TASK REQUIREMENTS: Which lines in the records below contain the word "Patronato"? Copy each one out.

Data entries
========================================

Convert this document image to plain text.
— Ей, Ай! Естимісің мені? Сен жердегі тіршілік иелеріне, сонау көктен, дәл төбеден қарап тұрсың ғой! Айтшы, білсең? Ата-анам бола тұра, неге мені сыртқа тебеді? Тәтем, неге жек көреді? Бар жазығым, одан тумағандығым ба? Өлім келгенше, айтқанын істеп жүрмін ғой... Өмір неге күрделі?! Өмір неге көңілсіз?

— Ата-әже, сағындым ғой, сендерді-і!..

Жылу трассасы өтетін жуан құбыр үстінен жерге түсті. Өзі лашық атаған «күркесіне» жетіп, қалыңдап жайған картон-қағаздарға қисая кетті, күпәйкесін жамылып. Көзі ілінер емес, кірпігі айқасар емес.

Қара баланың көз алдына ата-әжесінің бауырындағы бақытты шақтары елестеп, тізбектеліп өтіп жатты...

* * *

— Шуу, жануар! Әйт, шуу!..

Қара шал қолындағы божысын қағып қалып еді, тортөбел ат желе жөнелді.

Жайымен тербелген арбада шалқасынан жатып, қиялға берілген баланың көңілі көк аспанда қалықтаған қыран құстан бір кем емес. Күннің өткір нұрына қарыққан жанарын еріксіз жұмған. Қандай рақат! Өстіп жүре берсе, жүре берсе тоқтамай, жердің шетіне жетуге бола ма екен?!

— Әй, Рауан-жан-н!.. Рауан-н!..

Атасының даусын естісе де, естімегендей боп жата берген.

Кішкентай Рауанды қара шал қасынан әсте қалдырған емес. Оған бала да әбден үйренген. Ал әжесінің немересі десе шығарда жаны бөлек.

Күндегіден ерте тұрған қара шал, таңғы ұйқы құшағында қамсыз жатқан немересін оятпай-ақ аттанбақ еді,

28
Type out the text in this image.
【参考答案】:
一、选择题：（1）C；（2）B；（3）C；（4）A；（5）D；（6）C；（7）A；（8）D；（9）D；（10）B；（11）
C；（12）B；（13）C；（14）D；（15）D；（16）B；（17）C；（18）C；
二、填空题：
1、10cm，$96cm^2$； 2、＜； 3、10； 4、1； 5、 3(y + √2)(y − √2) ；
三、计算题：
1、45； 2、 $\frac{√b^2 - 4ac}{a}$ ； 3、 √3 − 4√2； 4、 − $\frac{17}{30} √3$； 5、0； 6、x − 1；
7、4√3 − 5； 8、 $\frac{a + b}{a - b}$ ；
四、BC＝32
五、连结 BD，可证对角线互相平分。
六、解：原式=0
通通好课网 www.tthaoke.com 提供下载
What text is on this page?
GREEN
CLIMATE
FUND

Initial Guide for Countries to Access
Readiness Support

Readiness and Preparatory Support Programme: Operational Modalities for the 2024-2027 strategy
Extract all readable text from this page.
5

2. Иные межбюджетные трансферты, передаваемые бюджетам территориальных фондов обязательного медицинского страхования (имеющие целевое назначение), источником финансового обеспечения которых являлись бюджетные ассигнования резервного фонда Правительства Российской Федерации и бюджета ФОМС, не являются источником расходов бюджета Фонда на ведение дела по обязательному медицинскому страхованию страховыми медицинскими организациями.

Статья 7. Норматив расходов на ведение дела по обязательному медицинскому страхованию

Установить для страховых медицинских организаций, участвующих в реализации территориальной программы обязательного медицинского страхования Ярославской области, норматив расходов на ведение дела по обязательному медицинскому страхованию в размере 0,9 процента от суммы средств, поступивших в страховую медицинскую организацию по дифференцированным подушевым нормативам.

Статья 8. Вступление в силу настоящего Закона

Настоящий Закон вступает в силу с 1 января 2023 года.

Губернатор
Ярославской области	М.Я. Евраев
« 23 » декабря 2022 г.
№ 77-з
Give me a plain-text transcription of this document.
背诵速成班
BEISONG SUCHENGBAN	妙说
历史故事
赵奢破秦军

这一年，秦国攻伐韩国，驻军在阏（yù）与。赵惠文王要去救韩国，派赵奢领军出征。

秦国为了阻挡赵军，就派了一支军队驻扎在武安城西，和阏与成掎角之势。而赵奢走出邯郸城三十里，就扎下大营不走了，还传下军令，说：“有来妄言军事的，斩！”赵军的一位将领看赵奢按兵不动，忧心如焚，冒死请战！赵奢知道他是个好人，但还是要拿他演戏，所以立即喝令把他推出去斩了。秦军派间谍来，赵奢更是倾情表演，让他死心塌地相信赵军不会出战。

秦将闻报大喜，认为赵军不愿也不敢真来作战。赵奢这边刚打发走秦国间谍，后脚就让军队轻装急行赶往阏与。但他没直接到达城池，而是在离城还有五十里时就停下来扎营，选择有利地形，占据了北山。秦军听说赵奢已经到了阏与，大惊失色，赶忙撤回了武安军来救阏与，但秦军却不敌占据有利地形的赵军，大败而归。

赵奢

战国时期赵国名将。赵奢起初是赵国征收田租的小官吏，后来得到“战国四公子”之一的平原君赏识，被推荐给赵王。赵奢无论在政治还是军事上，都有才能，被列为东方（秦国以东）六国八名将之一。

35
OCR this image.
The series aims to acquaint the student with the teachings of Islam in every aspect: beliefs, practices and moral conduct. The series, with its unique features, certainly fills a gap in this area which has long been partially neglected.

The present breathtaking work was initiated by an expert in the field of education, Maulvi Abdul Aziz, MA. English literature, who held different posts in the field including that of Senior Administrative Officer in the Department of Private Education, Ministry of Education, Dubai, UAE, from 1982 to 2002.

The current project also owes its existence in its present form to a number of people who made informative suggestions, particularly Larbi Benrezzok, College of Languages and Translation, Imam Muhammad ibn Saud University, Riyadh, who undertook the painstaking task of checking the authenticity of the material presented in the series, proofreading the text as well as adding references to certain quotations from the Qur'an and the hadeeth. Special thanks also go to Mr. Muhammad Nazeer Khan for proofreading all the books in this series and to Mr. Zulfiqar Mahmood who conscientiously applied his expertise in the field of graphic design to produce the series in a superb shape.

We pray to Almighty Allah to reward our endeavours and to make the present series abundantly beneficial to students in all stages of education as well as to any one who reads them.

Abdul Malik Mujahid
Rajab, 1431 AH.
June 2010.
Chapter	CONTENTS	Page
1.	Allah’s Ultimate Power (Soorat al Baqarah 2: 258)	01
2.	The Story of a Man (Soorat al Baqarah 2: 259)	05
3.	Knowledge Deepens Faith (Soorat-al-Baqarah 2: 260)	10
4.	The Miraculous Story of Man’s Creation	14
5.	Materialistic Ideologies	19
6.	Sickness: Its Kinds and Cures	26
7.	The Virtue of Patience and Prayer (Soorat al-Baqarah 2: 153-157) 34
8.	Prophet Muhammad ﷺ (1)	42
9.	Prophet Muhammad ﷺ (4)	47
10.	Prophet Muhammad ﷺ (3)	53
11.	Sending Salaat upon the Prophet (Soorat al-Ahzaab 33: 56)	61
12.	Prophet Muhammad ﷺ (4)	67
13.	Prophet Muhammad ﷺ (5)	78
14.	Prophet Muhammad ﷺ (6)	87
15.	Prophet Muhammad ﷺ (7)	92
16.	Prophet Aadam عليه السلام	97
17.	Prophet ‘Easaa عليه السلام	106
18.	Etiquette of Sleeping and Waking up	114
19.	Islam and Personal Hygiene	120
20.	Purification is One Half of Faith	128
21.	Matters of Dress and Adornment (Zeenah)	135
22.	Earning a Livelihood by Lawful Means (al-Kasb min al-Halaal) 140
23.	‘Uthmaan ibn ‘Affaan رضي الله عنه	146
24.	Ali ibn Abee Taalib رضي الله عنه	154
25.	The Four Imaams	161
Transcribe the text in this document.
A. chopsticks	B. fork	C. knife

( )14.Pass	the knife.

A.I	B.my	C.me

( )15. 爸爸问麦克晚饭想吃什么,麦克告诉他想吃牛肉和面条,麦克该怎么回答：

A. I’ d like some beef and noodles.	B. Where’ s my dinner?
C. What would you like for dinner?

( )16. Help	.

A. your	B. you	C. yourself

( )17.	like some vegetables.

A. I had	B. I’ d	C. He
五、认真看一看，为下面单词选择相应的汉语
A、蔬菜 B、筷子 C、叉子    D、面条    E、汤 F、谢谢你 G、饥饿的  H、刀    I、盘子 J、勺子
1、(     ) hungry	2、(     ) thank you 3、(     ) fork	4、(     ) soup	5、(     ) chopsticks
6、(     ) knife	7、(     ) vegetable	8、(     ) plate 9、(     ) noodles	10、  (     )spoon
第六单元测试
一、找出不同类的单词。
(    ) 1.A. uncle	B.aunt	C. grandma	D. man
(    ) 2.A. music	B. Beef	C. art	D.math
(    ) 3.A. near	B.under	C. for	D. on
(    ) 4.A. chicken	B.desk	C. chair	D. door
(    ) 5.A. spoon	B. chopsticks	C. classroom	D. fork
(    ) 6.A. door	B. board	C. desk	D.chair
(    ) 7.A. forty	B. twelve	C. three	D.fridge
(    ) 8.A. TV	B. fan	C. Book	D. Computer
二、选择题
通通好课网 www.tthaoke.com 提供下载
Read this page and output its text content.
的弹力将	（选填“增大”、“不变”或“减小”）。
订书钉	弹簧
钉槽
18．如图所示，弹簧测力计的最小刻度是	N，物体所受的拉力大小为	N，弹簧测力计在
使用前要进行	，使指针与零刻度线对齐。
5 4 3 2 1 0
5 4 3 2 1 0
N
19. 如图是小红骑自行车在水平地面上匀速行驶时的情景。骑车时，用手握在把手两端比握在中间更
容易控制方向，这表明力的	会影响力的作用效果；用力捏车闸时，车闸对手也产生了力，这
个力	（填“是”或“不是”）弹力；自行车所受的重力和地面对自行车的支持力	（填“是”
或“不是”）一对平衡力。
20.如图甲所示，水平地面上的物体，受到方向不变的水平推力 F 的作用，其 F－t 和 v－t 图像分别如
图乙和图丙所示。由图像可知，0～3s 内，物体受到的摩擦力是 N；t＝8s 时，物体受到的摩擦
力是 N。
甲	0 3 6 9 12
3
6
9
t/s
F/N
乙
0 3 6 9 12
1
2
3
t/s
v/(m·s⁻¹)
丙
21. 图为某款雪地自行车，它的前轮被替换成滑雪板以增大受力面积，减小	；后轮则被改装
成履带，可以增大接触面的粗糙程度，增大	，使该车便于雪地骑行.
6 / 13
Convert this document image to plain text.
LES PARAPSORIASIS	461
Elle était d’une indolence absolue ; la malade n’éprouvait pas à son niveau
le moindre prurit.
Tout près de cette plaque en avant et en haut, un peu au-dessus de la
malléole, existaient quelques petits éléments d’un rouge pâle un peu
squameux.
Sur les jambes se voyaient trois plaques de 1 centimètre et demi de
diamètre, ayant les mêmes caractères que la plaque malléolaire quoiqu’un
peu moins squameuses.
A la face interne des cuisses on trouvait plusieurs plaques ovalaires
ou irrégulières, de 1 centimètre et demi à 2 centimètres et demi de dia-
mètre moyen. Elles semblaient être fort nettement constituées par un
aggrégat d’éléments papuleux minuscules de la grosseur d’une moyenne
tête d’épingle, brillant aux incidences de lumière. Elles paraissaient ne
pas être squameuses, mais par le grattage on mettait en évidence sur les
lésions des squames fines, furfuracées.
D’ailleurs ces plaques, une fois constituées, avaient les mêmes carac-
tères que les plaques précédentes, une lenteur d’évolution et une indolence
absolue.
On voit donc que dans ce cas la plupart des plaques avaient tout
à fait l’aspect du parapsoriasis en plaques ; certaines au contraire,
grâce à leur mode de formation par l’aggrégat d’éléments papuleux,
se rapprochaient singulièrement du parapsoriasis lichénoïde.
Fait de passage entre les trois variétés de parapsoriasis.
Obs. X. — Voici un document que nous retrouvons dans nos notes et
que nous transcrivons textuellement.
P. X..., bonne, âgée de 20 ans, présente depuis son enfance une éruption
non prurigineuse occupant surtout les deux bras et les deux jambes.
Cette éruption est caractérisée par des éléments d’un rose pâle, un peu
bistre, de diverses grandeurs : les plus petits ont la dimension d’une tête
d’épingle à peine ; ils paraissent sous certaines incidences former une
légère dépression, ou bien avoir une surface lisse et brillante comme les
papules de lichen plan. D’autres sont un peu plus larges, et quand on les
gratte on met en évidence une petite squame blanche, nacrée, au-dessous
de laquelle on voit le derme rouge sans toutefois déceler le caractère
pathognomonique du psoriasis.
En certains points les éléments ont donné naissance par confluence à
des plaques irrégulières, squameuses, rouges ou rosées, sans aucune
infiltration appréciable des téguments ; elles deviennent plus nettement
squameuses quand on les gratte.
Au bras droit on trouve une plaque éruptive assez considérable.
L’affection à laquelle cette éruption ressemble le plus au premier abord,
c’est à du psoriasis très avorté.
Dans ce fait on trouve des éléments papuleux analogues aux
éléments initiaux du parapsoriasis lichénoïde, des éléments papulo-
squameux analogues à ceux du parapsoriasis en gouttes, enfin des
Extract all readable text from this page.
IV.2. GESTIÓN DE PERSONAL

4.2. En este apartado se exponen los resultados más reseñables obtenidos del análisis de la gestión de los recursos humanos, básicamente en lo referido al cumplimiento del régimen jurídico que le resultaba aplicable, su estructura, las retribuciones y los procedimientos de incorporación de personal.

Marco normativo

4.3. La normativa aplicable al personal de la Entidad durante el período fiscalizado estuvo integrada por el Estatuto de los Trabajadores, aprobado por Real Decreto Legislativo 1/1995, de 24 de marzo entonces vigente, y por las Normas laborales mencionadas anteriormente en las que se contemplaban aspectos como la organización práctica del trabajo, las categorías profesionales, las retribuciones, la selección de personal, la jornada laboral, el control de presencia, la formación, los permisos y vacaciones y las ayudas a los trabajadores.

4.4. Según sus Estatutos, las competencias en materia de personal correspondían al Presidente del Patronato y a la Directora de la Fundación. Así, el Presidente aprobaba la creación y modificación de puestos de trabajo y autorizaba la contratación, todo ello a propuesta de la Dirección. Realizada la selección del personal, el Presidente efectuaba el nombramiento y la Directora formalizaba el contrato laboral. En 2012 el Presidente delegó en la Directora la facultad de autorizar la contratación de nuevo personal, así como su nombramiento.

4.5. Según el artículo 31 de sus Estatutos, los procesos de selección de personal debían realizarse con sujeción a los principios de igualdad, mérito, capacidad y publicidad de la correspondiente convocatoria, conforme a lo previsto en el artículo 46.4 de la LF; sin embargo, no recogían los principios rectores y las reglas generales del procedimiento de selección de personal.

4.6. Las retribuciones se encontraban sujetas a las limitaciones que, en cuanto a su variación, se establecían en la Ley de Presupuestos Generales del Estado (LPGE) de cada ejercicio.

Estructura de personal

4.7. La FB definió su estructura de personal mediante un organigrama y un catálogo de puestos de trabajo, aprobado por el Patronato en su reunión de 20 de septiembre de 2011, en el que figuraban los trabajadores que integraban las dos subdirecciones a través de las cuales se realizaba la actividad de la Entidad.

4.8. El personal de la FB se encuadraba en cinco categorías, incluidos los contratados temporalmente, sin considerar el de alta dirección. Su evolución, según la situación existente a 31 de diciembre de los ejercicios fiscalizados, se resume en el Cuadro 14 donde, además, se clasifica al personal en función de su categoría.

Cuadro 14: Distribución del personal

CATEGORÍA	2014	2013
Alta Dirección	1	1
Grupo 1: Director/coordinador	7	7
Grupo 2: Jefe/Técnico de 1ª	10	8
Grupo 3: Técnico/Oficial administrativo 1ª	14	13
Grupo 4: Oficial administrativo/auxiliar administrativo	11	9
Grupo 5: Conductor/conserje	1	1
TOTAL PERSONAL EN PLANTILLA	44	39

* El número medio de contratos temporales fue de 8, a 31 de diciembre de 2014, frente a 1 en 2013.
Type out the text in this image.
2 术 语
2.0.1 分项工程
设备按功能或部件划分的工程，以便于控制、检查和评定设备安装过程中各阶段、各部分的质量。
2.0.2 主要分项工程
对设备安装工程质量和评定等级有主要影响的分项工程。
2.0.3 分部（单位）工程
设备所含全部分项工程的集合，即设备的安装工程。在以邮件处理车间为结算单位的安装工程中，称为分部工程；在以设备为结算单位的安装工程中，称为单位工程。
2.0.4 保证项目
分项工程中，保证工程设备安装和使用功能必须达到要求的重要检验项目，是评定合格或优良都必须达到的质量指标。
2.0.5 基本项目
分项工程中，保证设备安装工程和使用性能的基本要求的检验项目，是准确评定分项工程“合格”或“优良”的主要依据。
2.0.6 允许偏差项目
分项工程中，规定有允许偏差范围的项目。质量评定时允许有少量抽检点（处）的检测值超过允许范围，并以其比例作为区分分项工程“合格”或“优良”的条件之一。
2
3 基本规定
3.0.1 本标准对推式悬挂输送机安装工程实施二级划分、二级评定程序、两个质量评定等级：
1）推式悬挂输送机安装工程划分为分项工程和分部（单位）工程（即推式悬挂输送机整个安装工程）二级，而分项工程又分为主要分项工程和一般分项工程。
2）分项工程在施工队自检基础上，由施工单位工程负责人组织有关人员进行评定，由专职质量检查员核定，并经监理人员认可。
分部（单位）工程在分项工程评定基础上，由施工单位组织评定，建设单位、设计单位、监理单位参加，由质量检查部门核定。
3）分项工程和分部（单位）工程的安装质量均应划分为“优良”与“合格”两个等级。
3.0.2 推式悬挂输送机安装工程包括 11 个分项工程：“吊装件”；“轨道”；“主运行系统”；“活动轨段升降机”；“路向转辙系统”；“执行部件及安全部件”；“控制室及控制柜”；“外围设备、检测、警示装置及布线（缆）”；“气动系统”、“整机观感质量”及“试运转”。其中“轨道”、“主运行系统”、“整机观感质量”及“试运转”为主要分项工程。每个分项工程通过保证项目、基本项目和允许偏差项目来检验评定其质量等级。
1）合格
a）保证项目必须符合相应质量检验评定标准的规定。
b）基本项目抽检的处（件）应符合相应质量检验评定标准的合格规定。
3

========================================

TASK RESPONSE:
4.4. Según sus Estatutos, las competencias en materia de personal correspondían al Presidente del Patronato y a la Directora de la Fundación. Así, el Presidente aprobaba la creación y modificación de puestos de trabajo y autorizaba la contratación, todo ello a propuesta de la Dirección. Realizada la selección del personal, el Presidente efectuaba el nombramiento y la Directora formalizaba el contrato laboral. En 2012 el Presidente delegó en la Directora la facultad de autorizar la contratación de nuevo personal, así como su nombramiento.
4.7. La FB definió su estructura de personal mediante un organigrama y un catálogo de puestos de trabajo, aprobado por el Patronato en su reunión de 20 de septiembre de 2011, en el que figuraban los trabajadores que integraban las dos subdirecciones a través de las cuales se realizaba la actividad de la Entidad.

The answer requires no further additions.